-- BEGIN Items --

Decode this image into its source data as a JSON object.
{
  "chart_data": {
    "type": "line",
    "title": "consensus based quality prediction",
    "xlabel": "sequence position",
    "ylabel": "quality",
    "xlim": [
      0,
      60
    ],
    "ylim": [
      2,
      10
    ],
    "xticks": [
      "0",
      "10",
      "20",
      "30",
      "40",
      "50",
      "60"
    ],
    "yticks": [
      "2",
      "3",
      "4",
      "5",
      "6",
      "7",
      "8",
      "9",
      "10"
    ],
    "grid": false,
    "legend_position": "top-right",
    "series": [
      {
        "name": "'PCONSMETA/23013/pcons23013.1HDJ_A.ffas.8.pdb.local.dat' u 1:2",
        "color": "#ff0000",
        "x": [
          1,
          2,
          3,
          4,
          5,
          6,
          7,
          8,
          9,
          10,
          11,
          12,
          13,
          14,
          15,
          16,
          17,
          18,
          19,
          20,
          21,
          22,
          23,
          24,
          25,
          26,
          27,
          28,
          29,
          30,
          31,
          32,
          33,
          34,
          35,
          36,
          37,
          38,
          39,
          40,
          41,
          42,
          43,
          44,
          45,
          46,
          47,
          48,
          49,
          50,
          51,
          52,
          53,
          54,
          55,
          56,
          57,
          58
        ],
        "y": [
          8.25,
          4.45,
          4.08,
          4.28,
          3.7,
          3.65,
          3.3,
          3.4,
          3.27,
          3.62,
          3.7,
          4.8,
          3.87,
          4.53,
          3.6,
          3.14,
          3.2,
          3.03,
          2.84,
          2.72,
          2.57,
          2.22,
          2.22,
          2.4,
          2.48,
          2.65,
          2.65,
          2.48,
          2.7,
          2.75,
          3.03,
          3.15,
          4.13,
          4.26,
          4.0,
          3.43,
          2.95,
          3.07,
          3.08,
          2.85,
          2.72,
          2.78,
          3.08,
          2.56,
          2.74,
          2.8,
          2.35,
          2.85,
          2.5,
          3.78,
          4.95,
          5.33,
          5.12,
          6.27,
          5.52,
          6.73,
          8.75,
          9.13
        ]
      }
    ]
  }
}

-- END Items --

### What you will do
Pull out every line containing "quality".

### Written response
    "title": "consensus based quality prediction",
    "ylabel": "quality",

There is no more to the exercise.